Goal –
Write out all lines holding the word "einen".
++++ Data
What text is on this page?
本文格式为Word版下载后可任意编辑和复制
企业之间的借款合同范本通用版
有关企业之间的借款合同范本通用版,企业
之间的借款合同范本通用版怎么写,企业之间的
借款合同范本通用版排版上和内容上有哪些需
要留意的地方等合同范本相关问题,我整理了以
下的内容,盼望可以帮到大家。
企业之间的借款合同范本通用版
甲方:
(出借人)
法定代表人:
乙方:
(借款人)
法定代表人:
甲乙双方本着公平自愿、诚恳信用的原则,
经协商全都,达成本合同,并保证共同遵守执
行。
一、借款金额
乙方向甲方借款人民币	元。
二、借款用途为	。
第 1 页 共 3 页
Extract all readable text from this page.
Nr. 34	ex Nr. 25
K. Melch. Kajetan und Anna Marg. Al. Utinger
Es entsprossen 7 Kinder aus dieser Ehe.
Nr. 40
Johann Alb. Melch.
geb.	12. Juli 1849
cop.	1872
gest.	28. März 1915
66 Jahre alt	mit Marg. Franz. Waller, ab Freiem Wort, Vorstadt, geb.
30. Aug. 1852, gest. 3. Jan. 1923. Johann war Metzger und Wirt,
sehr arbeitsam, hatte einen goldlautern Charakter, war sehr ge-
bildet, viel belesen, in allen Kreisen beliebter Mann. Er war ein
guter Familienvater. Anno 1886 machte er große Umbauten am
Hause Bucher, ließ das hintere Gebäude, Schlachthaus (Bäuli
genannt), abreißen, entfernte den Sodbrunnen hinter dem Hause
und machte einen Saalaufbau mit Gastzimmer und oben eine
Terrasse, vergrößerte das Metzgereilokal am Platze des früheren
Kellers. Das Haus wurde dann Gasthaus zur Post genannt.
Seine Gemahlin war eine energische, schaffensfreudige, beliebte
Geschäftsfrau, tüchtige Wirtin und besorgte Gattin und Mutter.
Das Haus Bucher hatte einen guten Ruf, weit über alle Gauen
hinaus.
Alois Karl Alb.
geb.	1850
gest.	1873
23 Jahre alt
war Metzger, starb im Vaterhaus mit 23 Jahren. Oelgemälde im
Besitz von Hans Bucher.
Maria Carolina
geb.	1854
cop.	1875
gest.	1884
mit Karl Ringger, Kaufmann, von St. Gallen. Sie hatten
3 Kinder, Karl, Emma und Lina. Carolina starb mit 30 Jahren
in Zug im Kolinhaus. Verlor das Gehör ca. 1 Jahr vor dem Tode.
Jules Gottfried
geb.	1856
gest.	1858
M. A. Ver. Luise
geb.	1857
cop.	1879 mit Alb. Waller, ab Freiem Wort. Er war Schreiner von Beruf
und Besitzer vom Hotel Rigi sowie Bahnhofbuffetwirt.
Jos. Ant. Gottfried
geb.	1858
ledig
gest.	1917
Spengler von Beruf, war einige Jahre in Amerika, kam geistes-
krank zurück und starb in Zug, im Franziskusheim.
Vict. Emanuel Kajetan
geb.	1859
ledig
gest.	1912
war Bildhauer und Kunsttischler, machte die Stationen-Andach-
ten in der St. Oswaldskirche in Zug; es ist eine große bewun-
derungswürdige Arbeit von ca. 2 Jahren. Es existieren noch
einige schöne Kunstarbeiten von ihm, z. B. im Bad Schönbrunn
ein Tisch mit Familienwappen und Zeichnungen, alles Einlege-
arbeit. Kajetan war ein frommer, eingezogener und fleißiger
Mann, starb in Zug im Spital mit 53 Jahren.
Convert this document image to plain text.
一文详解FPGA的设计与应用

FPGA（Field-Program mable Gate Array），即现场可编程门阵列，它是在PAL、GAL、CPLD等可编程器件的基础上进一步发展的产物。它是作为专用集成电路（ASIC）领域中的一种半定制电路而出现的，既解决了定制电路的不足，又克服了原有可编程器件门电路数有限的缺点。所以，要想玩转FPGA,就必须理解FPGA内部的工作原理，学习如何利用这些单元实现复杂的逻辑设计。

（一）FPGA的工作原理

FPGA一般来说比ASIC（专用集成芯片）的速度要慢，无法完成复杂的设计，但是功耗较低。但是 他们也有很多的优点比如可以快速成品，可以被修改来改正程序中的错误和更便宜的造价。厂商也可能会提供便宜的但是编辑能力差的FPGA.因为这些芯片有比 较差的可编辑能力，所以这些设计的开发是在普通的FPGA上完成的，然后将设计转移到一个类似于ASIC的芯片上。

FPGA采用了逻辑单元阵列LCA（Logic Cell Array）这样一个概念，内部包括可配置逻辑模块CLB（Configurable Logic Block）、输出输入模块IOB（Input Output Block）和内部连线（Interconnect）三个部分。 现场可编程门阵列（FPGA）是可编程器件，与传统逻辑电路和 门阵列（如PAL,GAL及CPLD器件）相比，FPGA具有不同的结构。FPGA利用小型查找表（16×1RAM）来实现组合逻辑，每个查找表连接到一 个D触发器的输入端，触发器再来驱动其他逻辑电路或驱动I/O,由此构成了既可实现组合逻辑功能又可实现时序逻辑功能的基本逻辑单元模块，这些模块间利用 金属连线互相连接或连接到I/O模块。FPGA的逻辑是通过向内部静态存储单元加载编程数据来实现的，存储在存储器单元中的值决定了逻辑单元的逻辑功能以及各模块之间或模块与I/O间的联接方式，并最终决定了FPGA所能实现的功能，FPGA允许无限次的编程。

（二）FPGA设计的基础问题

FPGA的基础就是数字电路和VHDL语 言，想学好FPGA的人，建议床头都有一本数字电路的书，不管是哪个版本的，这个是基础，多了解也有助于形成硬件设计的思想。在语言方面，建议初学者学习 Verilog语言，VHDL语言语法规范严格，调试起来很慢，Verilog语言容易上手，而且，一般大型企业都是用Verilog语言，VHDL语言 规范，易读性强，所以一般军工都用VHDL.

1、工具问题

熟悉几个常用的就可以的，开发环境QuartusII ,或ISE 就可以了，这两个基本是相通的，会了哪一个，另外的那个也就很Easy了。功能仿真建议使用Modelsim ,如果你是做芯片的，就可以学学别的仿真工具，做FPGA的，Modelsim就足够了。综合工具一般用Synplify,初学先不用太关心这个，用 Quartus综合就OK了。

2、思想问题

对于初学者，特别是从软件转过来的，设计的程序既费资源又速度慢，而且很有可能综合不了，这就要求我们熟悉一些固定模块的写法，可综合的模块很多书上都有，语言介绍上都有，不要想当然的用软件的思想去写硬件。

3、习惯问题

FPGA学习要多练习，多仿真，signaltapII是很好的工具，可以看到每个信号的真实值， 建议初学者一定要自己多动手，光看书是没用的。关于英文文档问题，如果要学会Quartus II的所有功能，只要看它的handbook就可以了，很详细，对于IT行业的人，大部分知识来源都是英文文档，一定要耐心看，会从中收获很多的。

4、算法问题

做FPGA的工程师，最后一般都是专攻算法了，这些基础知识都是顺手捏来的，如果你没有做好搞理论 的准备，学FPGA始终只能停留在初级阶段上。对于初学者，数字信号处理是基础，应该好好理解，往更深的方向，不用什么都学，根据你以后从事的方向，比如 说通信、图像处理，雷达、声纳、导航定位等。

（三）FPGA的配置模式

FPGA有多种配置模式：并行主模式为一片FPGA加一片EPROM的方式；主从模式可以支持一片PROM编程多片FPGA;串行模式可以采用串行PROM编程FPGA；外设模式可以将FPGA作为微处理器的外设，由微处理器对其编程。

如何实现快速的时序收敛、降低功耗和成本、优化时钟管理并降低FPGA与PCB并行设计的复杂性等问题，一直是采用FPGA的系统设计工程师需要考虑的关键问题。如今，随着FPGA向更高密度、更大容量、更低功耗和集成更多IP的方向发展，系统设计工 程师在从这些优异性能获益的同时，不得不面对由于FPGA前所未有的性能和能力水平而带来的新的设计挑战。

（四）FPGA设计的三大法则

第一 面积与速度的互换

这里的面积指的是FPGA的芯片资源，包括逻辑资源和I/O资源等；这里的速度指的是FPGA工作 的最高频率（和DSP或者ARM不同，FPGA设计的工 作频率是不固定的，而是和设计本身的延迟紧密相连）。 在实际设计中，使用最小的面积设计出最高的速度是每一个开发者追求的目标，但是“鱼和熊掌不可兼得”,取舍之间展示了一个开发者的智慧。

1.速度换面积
++++++++
Solution to the exercise –
sehr arbeitsam, hatte einen goldlautern Charakter, war sehr ge-
und machte einen Saalaufbau mit Gastzimmer und oben eine
Das Haus Bucher hatte einen guten Ruf, weit über alle Gauen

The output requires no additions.